**Written task**
Print out every line, exactly as written.

**Extracted data entries**
[Begin]
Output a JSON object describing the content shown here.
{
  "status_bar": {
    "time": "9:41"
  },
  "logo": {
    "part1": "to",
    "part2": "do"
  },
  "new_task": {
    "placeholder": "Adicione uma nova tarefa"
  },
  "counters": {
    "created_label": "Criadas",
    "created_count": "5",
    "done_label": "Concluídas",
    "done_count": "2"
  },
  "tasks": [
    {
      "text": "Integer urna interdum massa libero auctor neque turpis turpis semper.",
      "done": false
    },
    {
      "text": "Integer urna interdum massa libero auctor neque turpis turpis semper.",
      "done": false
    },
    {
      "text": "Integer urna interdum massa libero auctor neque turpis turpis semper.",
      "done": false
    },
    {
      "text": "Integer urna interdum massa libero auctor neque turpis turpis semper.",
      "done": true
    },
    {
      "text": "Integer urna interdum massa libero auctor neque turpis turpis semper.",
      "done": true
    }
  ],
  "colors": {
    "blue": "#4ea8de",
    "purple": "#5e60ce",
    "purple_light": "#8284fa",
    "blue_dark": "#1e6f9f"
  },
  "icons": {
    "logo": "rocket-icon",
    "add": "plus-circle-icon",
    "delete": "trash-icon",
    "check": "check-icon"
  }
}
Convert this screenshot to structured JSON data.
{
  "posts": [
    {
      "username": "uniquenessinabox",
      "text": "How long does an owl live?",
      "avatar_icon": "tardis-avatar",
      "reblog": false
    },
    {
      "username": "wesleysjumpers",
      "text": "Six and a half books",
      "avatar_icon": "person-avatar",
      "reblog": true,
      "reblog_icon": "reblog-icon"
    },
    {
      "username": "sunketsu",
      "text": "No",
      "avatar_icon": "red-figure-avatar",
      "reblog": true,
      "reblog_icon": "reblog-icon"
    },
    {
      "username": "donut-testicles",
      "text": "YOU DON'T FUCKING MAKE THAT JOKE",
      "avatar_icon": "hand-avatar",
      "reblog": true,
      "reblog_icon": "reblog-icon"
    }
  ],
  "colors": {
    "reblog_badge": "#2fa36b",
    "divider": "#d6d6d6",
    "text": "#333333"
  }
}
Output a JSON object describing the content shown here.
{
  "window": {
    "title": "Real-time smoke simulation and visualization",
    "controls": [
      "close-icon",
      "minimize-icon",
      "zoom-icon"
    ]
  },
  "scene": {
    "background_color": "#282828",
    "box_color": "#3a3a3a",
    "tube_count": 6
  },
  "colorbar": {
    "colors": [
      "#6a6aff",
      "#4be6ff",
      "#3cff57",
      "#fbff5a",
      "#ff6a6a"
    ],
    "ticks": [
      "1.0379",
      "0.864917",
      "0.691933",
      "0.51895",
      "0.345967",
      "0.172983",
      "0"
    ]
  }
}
[End]
**Task solution**
Output a JSON object describing the content shown here.
{
  "status_bar": {
    "time": "9:41"
  },
  "logo": {
    "part1": "to",
    "part2": "do"
  },
  "new_task": {
    "placeholder": "Adicione uma nova tarefa"
  },
  "counters": {
    "created_label": "Criadas",
    "created_count": "5",
    "done_label": "Concluídas",
    "done_count": "2"
  },
  "tasks": [
    {
      "text": "Integer urna interdum massa libero auctor neque turpis turpis semper.",
      "done": false
    },
    {
      "text": "Integer urna interdum massa libero auctor neque turpis turpis semper.",
      "done": false
    },
    {
      "text": "Integer urna interdum massa libero auctor neque turpis turpis semper.",
      "done": false
    },
    {
      "text": "Integer urna interdum massa libero auctor neque turpis turpis semper.",
      "done": true
    },
    {
      "text": "Integer urna interdum massa libero auctor neque turpis turpis semper.",
      "done": true
    }
  ],
  "colors": {
    "blue": "#4ea8de",
    "purple": "#5e60ce",
    "purple_light": "#8284fa",
    "blue_dark": "#1e6f9f"
  },
  "icons": {
    "logo": "rocket-icon",
    "add": "plus-circle-icon",
    "delete": "trash-icon",
    "check": "check-icon"
  }
}
Convert this screenshot to structured JSON data.
{
  "posts": [
    {
      "username": "uniquenessinabox",
      "text": "How long does an owl live?",
      "avatar_icon": "tardis-avatar",
      "reblog": false
    },
    {
      "username": "wesleysjumpers",
      "text": "Six and a half books",
      "avatar_icon": "person-avatar",
      "reblog": true,
      "reblog_icon": "reblog-icon"
    },
    {
      "username": "sunketsu",
      "text": "No",
      "avatar_icon": "red-figure-avatar",
      "reblog": true,
      "reblog_icon": "reblog-icon"
    },
    {
      "username": "donut-testicles",
      "text": "YOU DON'T FUCKING MAKE THAT JOKE",
      "avatar_icon": "hand-avatar",
      "reblog": true,
      "reblog_icon": "reblog-icon"
    }
  ],
  "colors": {
    "reblog_badge": "#2fa36b",
    "divider": "#d6d6d6",
    "text": "#333333"
  }
}
Output a JSON object describing the content shown here.
{
  "window": {
    "title": "Real-time smoke simulation and visualization",
    "controls": [
      "close-icon",
      "minimize-icon",
      "zoom-icon"
    ]
  },
  "scene": {
    "background_color": "#282828",
    "box_color": "#3a3a3a",
    "tube_count": 6
  },
  "colorbar": {
    "colors": [
      "#6a6aff",
      "#4be6ff",
      "#3cff57",
      "#fbff5a",
      "#ff6a6a"
    ],
    "ticks": [
      "1.0379",
      "0.864917",
      "0.691933",
      "0.51895",
      "0.345967",
      "0.172983",
      "0"
    ]
  }
}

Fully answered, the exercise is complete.